* Text block
You know what, I never understood why such a shocking sculpture was chosen for the Hall, but now-- looking with open heart, and reading that artist's note-- I get it.
Let me pour myself out here.
The Cross itself is "scandalous." It's inherently terrifying. Our most common representation of the God Who Loves Us is of His Son's destroyed and bleeding body nailed to a piece of ragged wood. It's horrific, really. But it's true. It's "foolish" and "insane" to those without faith-- and understandably so! God's Wisdom is incomprehensible to the proud human mind; it is "ridiculous" to those who boast of their intelligence and perspicacity. Why would God crucify His own Son? Better yet, why would God the Son choose to become a man, humble and lowly-- and as a man, choose TO be crucified? What's the point? Isn't it barbaric? Isn't it gruesome? Why would Love work through-- and suffer through-- blood and sweat and spit and gore?
Because Pride wouldn't.
Life itself chose to die so we wouldn't have to.
But Life cannot die. So what then? When Immortality clothes Himself in mortality, what happens to that mortal existence when it is stripped away? Immortality is naked and pure, unaffected by any coverings, but that "clothing" of human nature carries the scent and warmth and blood of God, now. So what happens to the humans who recognize that hidden change, that "wedding garment" set aside and waiting for them? They live, too. They strip off their dusty rags and wrap their souls in His reddened Robe, the Body of the Lamb, and they become sharers in eternity.
That transcendent truth is hidden at the heart of this shocking sculpture. It's meant to shock. It's meant to make you stop, and wonder, and tremble-- this is God, but it's not how we would imagine God to be; why this hideous sight? Why this macabre display?
Yet Christ is still untouched. Gilded and transcendent, He rises above the horror; He ascends out of the very mouth of the underworld-- unscathed, incorruptible, perfect, alive.
In my eyes, this is the fruit of that grisly image we Christians remember with honor. This is the harrowing of hell, perpetually so.
We live in a world increasingly dominated by death, and ruled by rancor. Our very souls are at war with God, and our rotten fruit virulently infects every citizen of the world-- we are entombed in selfishness, apathy, condemnation, violence, dishonesty, abuse, persecution, injustice, terrorism, hatred, want, greed, vanity, and impurity. We dwell in Gethsemane, betrayers all, we sinners who would kiss our Teacher but never hail Him as King. We spit upon the Cross and we crown Him with thorns, as we comfort ourselves with comfort and dress up as sparkling gods. We want nothing to do with His self-denial, we laugh; look at where it leads-- look at that corpse pinned to a tree! How is that God? How is that Love? There is nothing enjoyable or attractive there! There is only blood. There is only death, and useless sacrifice, a man dying for sins we did not commit! This we crow as we distract ourselves from the corpses also around our feet, from the stench of grave-rot even now mildewing our souls. We live in the Garden of Agony but we keep eating the forbidden fruit, proud of our "wisdom," forgetting that we shall die from it. Meanwhile the Lord of Light sobs in the dark and chooses to be murdered so He can save you. You don't ask for it. You wouldn't. But He does it anyway, because you still need it.

* Provided information
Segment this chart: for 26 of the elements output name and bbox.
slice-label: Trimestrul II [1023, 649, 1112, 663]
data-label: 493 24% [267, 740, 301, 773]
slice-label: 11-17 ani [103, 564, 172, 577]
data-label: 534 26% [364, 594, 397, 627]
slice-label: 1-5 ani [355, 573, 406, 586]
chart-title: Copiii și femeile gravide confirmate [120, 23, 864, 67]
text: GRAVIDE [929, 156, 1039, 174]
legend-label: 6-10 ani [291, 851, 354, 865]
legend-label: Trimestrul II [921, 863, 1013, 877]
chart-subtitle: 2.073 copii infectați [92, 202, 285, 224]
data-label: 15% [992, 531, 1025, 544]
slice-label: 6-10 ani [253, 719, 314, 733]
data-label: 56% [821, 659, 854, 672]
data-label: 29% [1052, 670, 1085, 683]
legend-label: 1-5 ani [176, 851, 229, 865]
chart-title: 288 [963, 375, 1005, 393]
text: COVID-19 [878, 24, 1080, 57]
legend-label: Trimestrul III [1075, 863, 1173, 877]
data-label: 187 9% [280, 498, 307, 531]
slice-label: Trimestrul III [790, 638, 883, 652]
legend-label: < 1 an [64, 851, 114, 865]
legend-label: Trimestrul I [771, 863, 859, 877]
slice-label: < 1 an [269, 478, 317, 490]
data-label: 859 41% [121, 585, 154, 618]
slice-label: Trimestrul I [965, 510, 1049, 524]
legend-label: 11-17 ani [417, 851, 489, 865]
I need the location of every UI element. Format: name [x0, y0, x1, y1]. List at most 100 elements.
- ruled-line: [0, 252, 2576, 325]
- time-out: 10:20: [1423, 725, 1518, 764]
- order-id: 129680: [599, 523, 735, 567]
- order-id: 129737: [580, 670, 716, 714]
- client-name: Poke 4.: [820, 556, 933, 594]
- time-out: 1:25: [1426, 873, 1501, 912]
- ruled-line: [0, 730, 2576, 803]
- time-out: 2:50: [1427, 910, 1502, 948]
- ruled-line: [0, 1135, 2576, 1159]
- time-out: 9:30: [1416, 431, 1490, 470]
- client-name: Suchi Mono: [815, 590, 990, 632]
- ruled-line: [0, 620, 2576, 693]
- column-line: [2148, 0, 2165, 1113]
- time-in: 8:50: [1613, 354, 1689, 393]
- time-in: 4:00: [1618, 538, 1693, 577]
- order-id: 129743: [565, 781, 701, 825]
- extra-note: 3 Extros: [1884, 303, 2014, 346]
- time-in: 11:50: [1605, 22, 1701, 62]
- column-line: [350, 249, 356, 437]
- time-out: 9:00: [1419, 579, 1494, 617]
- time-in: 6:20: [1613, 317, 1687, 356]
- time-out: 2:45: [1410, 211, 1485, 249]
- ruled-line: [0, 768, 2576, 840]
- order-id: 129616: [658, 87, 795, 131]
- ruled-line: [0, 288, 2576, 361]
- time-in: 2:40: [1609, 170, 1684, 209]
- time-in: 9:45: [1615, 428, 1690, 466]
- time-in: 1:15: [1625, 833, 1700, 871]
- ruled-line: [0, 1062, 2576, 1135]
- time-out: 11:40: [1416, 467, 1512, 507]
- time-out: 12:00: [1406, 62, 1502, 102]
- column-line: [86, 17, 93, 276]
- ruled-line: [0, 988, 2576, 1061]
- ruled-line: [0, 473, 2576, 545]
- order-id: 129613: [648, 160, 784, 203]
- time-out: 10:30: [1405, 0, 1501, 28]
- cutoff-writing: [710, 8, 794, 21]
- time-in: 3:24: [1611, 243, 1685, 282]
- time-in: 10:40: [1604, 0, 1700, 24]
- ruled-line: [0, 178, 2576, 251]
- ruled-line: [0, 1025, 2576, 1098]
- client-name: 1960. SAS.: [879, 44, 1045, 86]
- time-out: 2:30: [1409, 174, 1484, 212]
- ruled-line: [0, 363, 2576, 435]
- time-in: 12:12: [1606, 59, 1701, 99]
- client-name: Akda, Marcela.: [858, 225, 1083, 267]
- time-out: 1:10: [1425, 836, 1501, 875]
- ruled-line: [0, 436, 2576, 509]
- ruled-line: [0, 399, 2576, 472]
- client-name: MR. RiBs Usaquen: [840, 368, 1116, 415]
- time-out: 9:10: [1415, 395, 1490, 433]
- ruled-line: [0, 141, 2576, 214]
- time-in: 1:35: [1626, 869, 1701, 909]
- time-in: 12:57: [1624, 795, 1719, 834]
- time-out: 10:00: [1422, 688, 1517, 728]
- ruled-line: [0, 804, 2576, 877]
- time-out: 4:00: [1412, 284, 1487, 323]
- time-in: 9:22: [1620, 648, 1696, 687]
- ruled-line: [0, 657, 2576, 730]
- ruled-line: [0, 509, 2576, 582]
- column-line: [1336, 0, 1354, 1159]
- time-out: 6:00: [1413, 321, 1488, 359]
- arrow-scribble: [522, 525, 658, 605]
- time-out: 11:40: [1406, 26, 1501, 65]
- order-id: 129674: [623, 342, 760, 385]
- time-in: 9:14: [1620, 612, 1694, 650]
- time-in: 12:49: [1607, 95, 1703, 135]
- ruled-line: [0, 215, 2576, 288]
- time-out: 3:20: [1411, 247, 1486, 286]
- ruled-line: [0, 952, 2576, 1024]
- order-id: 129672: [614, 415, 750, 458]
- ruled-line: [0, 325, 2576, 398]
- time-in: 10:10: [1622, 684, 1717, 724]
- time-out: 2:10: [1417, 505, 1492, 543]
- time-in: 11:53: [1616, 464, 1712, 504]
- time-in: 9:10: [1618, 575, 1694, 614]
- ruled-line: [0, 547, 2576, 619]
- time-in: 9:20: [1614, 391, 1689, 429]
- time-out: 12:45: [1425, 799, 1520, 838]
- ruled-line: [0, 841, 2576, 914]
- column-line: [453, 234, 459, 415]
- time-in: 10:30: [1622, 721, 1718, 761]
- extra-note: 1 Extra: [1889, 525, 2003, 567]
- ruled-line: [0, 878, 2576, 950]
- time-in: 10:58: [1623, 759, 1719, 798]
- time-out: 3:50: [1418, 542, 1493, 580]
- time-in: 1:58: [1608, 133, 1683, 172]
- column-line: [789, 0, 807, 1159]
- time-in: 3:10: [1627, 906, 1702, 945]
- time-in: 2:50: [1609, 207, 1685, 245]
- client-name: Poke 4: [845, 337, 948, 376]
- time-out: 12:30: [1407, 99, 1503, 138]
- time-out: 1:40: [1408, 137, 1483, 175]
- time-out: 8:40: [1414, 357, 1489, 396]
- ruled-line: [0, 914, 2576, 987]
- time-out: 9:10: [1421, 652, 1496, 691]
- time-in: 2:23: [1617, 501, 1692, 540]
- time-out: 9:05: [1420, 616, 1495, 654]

* What you should do
Please say what the writer of the sculpture text had never understood until now. These entries come from a separate source.

* Expected answer
Why such a shocking sculpture was chosen for the Hall.